### DO THIS
Please transcribe the data below exactly. Leave the pictures out.

### LISTED RECORDS
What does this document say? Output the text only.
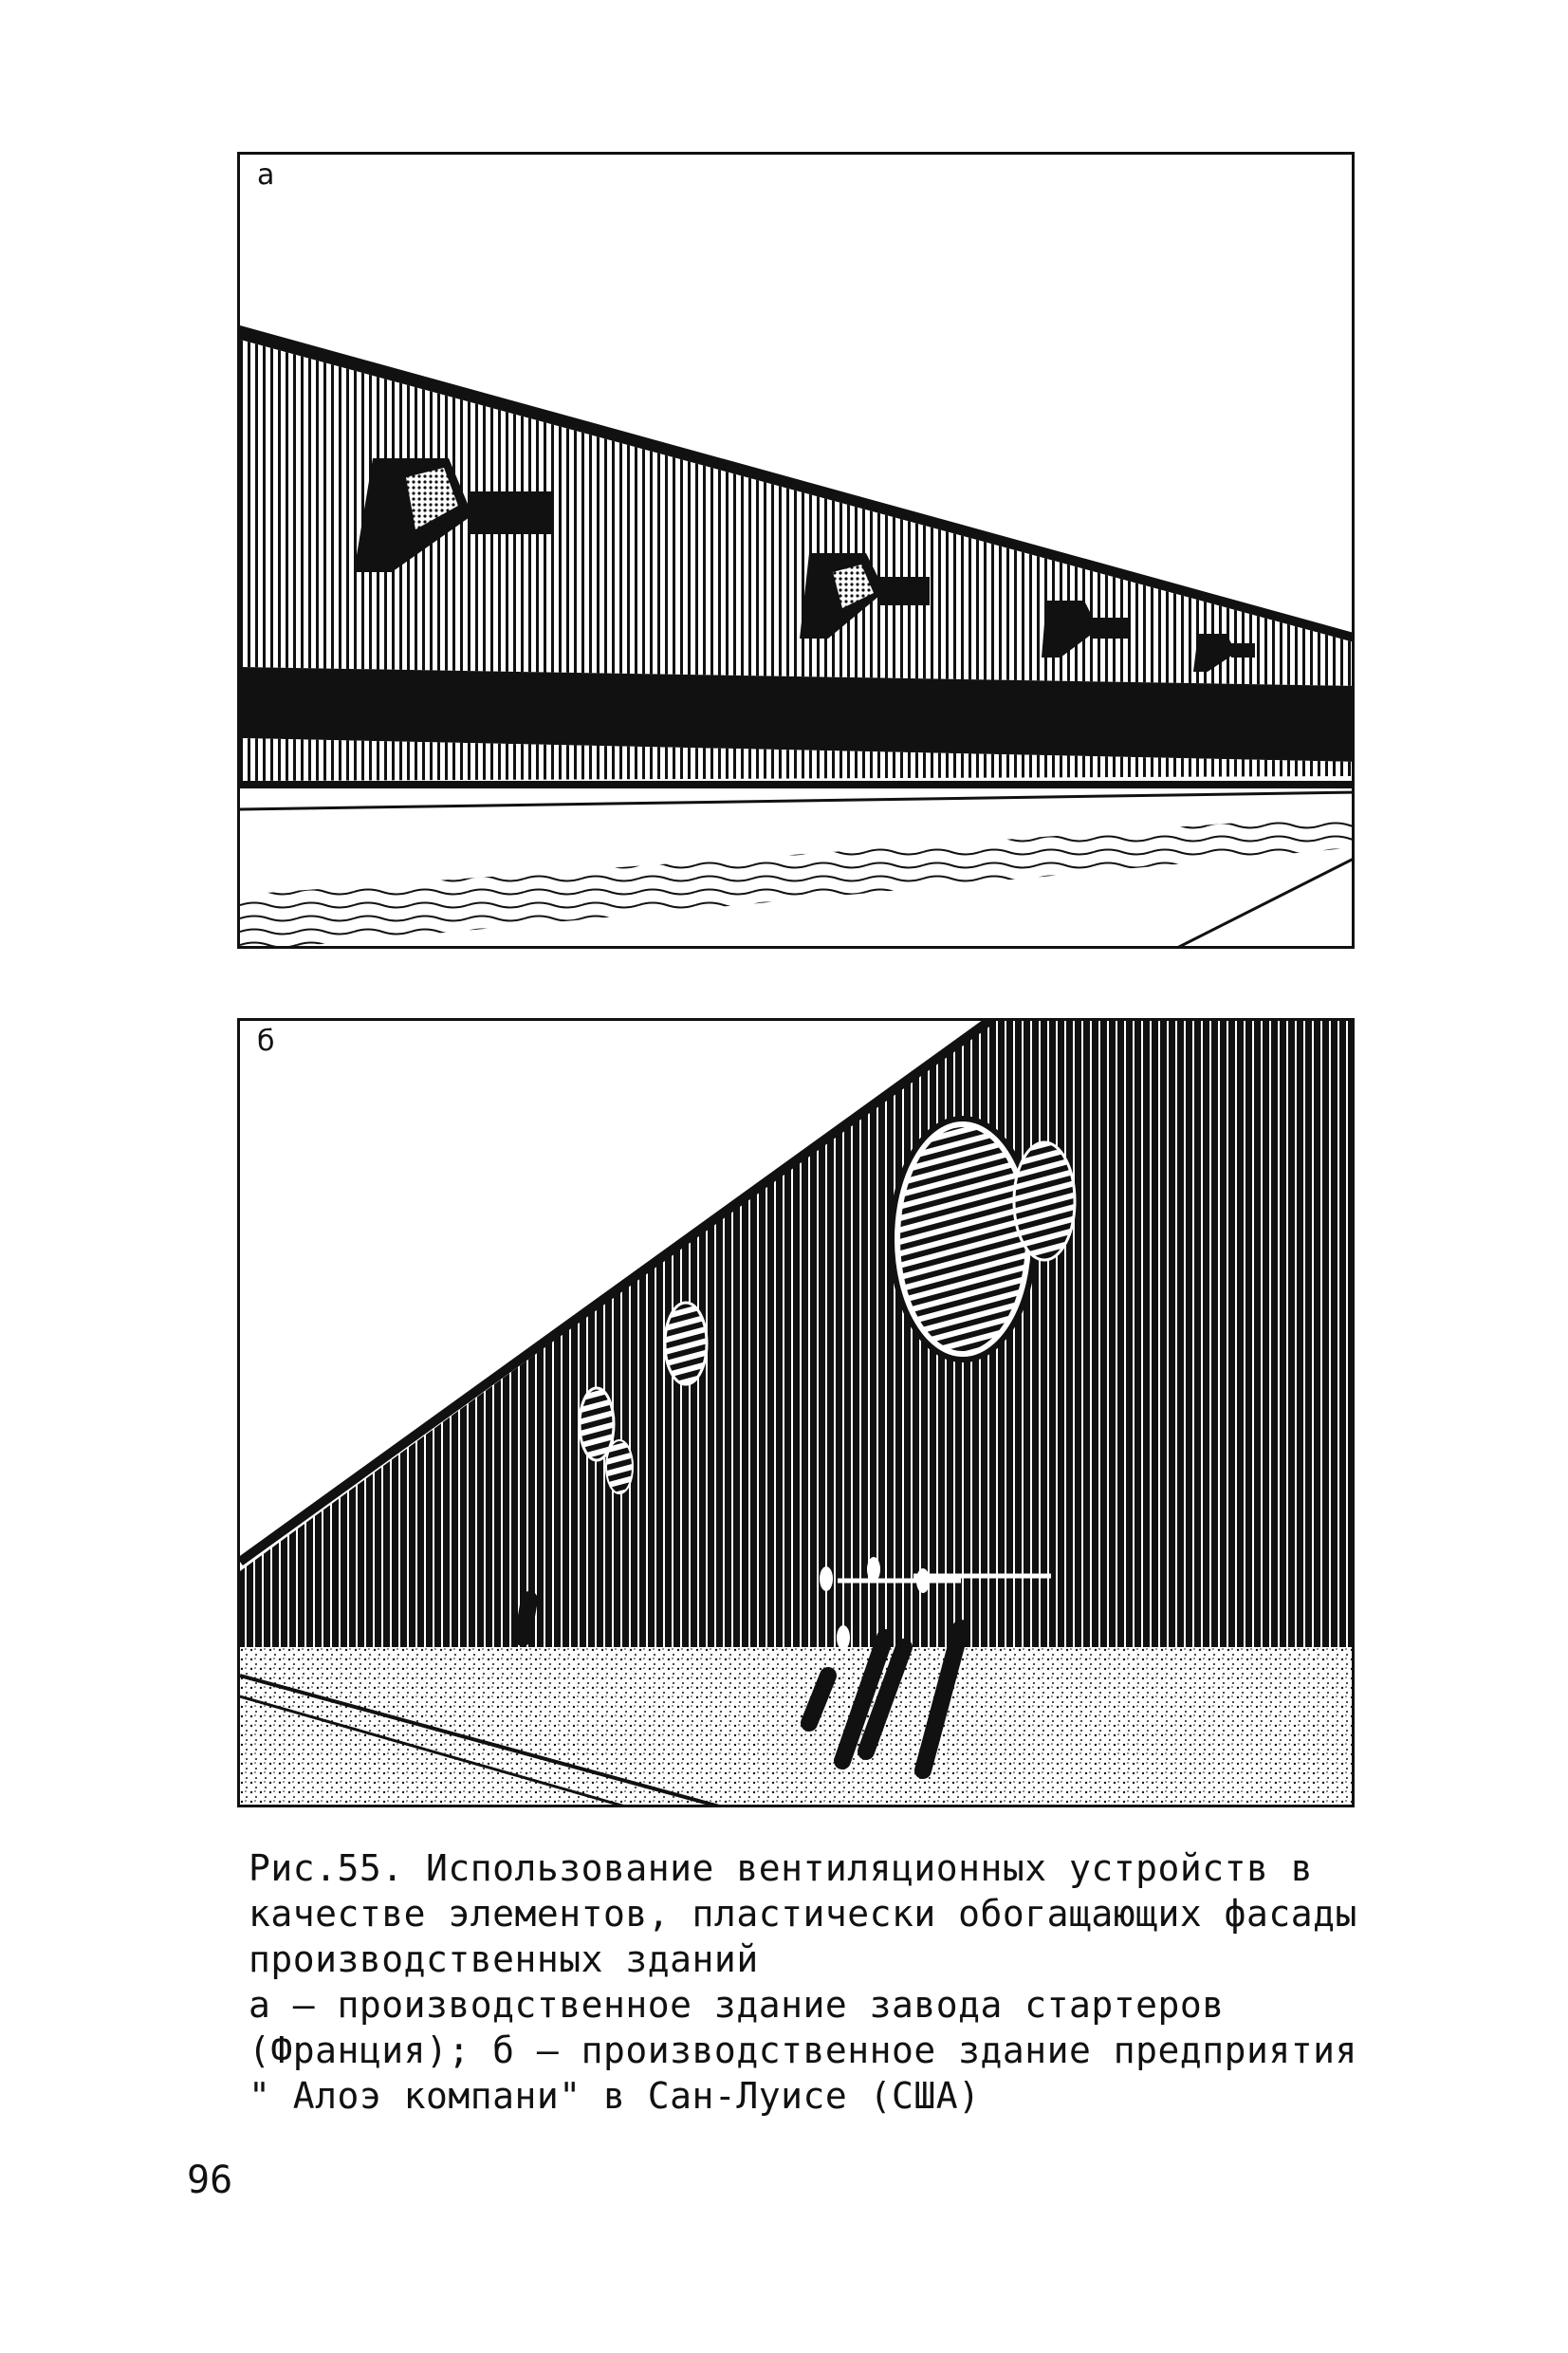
а
б

Рис.55. Использование вентиляционных устройств в качестве элементов, пластически обогащающих фасады производственных зданий

а – производственное здание завода стартеров (Франция); б – производственное здание предприятия " Алоэ компани" в Сан-Луисе (США)

96
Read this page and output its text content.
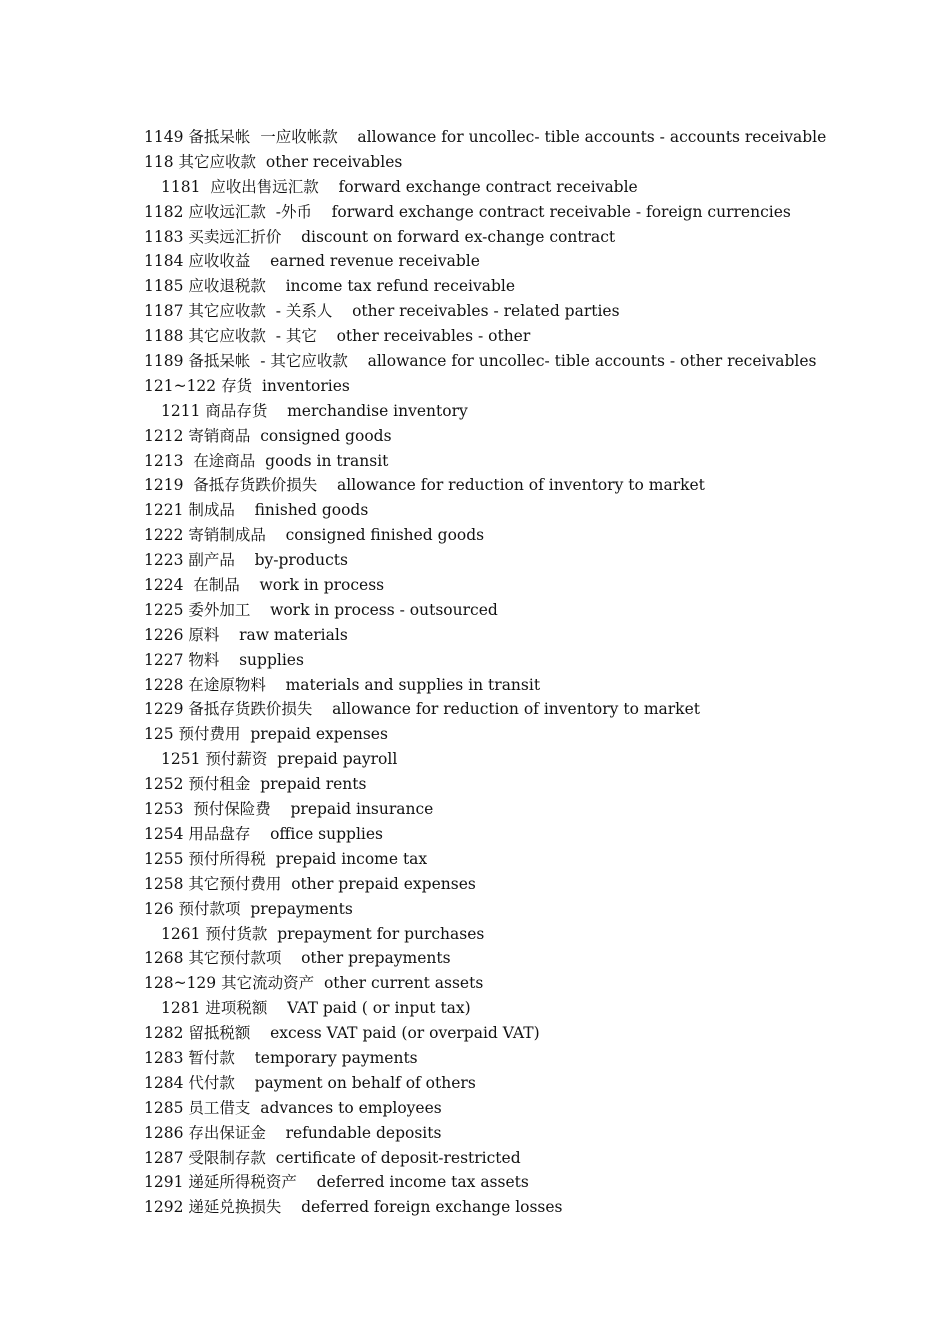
1149 备抵呆帐  一应收帐款    allowance for uncollec- tible accounts - accounts receivable
118 其它应收款  other receivables
1181  应收出售远汇款    forward exchange contract receivable
1182 应收远汇款  -外币    forward exchange contract receivable - foreign currencies
1183 买卖远汇折价    discount on forward ex-change contract
1184 应收收益    earned revenue receivable
1185 应收退税款    income tax refund receivable
1187 其它应收款  - 关系人    other receivables - related parties
1188 其它应收款  - 其它    other receivables - other
1189 备抵呆帐  - 其它应收款    allowance for uncollec- tible accounts - other receivables
121~122 存货  inventories
1211 商品存货    merchandise inventory
1212 寄销商品  consigned goods
1213  在途商品  goods in transit
1219  备抵存货跌价损失    allowance for reduction of inventory to market
1221 制成品    finished goods
1222 寄销制成品    consigned finished goods
1223 副产品    by-products
1224  在制品    work in process
1225 委外加工    work in process - outsourced
1226 原料    raw materials
1227 物料    supplies
1228 在途原物料    materials and supplies in transit
1229 备抵存货跌价损失    allowance for reduction of inventory to market
125 预付费用  prepaid expenses
1251 预付薪资  prepaid payroll
1252 预付租金  prepaid rents
1253  预付保险费    prepaid insurance
1254 用品盘存    office supplies
1255 预付所得税  prepaid income tax
1258 其它预付费用  other prepaid expenses
126 预付款项  prepayments
1261 预付货款  prepayment for purchases
1268 其它预付款项    other prepayments
128~129 其它流动资产  other current assets
1281 进项税额    VAT paid ( or input tax)
1282 留抵税额    excess VAT paid (or overpaid VAT)
1283 暂付款    temporary payments
1284 代付款    payment on behalf of others
1285 员工借支  advances to employees
1286 存出保证金    refundable deposits
1287 受限制存款  certificate of deposit-restricted
1291 递延所得税资产    deferred income tax assets
1292 递延兑换损失    deferred foreign exchange losses
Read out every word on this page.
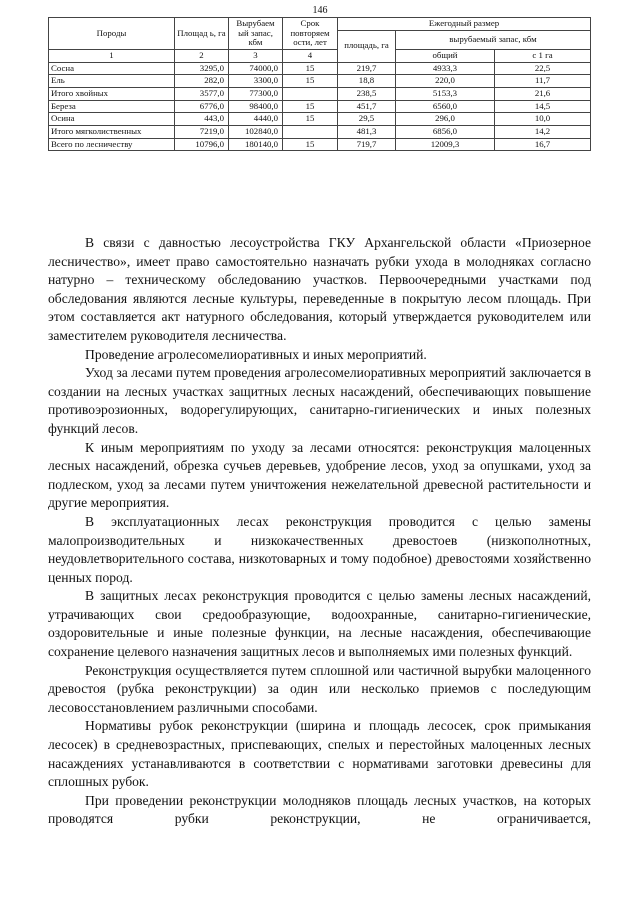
146
Породы	Площад ь, га	Вырубаем ый запас, кбм	Срок повторяем ости, лет	Ежегодный размер		
				площадь, га	вырубаемый запас, кбм	
1	2	3	4		общий	с 1 га
Сосна	3295,0	74000,0	15	219,7	4933,3	22,5
Ель	282,0	3300,0	15	18,8	220,0	11,7
Итого хвойных	3577,0	77300,0		238,5	5153,3	21,6
Береза	6776,0	98400,0	15	451,7	6560,0	14,5
Осина	443,0	4440,0	15	29,5	296,0	10,0
Итого мягколиственных	7219,0	102840,0		481,3	6856,0	14,2
Всего по лесничеству	10796,0	180140,0	15	719,7	12009,3	16,7

В связи с давностью лесоустройства ГКУ Архангельской области «Приозерное лесничество», имеет право самостоятельно назначать рубки ухода в молодняках согласно натурно – техническому обследованию участков. Первоочередными участками под обследования являются лесные культуры, переведенные в покрытую лесом площадь. При этом составляется акт натурного обследования, который утверждается руководителем или заместителем руководителя лесничества.

Проведение агролесомелиоративных и иных мероприятий.

Уход за лесами путем проведения агролесомелиоративных мероприятий заключается в создании на лесных участках защитных лесных насаждений, обеспечивающих повышение противоэрозионных, водорегулирующих, санитарно-гигиенических и иных полезных функций лесов.

К иным мероприятиям по уходу за лесами относятся: реконструкция малоценных лесных насаждений, обрезка сучьев деревьев, удобрение лесов, уход за опушками, уход за подлеском, уход за лесами путем уничтожения нежелательной древесной растительности и другие мероприятия.

В эксплуатационных лесах реконструкция проводится с целью замены малопроизводительных и низкокачественных древостоев (низкополнотных, неудовлетворительного состава, низкотоварных и тому подобное) древостоями хозяйственно ценных пород.

В защитных лесах реконструкция проводится с целью замены лесных насаждений, утрачивающих свои средообразующие, водоохранные, санитарно-гигиенические, оздоровительные и иные полезные функции, на лесные насаждения, обеспечивающие сохранение целевого назначения защитных лесов и выполняемых ими полезных функций.

Реконструкция осуществляется путем сплошной или частичной вырубки малоценного древостоя (рубка реконструкции) за один или несколько приемов с последующим лесовосстановлением различными способами.

Нормативы рубок реконструкции (ширина и площадь лесосек, срок примыкания лесосек) в средневозрастных, приспевающих, спелых и перестойных малоценных лесных насаждениях устанавливаются в соответствии с нормативами заготовки древесины для сплошных рубок.

При проведении реконструкции молодняков площадь лесных участков, на которых проводятся рубки реконструкции, не ограничивается,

### EXERCISE RESPONSE
What does this document say? Output the text only.
а
б

Рис.55. Использование вентиляционных устройств в качестве элементов, пластически обогащающих фасады производственных зданий

а – производственное здание завода стартеров (Франция); б – производственное здание предприятия " Алоэ компани" в Сан-Луисе (США)

96
Read this page and output its text content.
1149 备抵呆帐  一应收帐款    allowance for uncollec- tible accounts - accounts receivable
118 其它应收款  other receivables
1181  应收出售远汇款    forward exchange contract receivable
1182 应收远汇款  -外币    forward exchange contract receivable - foreign currencies
1183 买卖远汇折价    discount on forward ex-change contract
1184 应收收益    earned revenue receivable
1185 应收退税款    income tax refund receivable
1187 其它应收款  - 关系人    other receivables - related parties
1188 其它应收款  - 其它    other receivables - other
1189 备抵呆帐  - 其它应收款    allowance for uncollec- tible accounts - other receivables
121~122 存货  inventories
1211 商品存货    merchandise inventory
1212 寄销商品  consigned goods
1213  在途商品  goods in transit
1219  备抵存货跌价损失    allowance for reduction of inventory to market
1221 制成品    finished goods
1222 寄销制成品    consigned finished goods
1223 副产品    by-products
1224  在制品    work in process
1225 委外加工    work in process - outsourced
1226 原料    raw materials
1227 物料    supplies
1228 在途原物料    materials and supplies in transit
1229 备抵存货跌价损失    allowance for reduction of inventory to market
125 预付费用  prepaid expenses
1251 预付薪资  prepaid payroll
1252 预付租金  prepaid rents
1253  预付保险费    prepaid insurance
1254 用品盘存    office supplies
1255 预付所得税  prepaid income tax
1258 其它预付费用  other prepaid expenses
126 预付款项  prepayments
1261 预付货款  prepayment for purchases
1268 其它预付款项    other prepayments
128~129 其它流动资产  other current assets
1281 进项税额    VAT paid ( or input tax)
1282 留抵税额    excess VAT paid (or overpaid VAT)
1283 暂付款    temporary payments
1284 代付款    payment on behalf of others
1285 员工借支  advances to employees
1286 存出保证金    refundable deposits
1287 受限制存款  certificate of deposit-restricted
1291 递延所得税资产    deferred income tax assets
1292 递延兑换损失    deferred foreign exchange losses
Read out every word on this page.
146
Породы	Площад ь, га	Вырубаем ый запас, кбм	Срок повторяем ости, лет	Ежегодный размер		
				площадь, га	вырубаемый запас, кбм	
1	2	3	4		общий	с 1 га
Сосна	3295,0	74000,0	15	219,7	4933,3	22,5
Ель	282,0	3300,0	15	18,8	220,0	11,7
Итого хвойных	3577,0	77300,0		238,5	5153,3	21,6
Береза	6776,0	98400,0	15	451,7	6560,0	14,5
Осина	443,0	4440,0	15	29,5	296,0	10,0
Итого мягколиственных	7219,0	102840,0		481,3	6856,0	14,2
Всего по лесничеству	10796,0	180140,0	15	719,7	12009,3	16,7

В связи с давностью лесоустройства ГКУ Архангельской области «Приозерное лесничество», имеет право самостоятельно назначать рубки ухода в молодняках согласно натурно – техническому обследованию участков. Первоочередными участками под обследования являются лесные культуры, переведенные в покрытую лесом площадь. При этом составляется акт натурного обследования, который утверждается руководителем или заместителем руководителя лесничества.

Проведение агролесомелиоративных и иных мероприятий.

Уход за лесами путем проведения агролесомелиоративных мероприятий заключается в создании на лесных участках защитных лесных насаждений, обеспечивающих повышение противоэрозионных, водорегулирующих, санитарно-гигиенических и иных полезных функций лесов.

К иным мероприятиям по уходу за лесами относятся: реконструкция малоценных лесных насаждений, обрезка сучьев деревьев, удобрение лесов, уход за опушками, уход за подлеском, уход за лесами путем уничтожения нежелательной древесной растительности и другие мероприятия.

В эксплуатационных лесах реконструкция проводится с целью замены малопроизводительных и низкокачественных древостоев (низкополнотных, неудовлетворительного состава, низкотоварных и тому подобное) древостоями хозяйственно ценных пород.

В защитных лесах реконструкция проводится с целью замены лесных насаждений, утрачивающих свои средообразующие, водоохранные, санитарно-гигиенические, оздоровительные и иные полезные функции, на лесные насаждения, обеспечивающие сохранение целевого назначения защитных лесов и выполняемых ими полезных функций.

Реконструкция осуществляется путем сплошной или частичной вырубки малоценного древостоя (рубка реконструкции) за один или несколько приемов с последующим лесовосстановлением различными способами.

Нормативы рубок реконструкции (ширина и площадь лесосек, срок примыкания лесосек) в средневозрастных, приспевающих, спелых и перестойных малоценных лесных насаждениях устанавливаются в соответствии с нормативами заготовки древесины для сплошных рубок.

При проведении реконструкции молодняков площадь лесных участков, на которых проводятся рубки реконструкции, не ограничивается,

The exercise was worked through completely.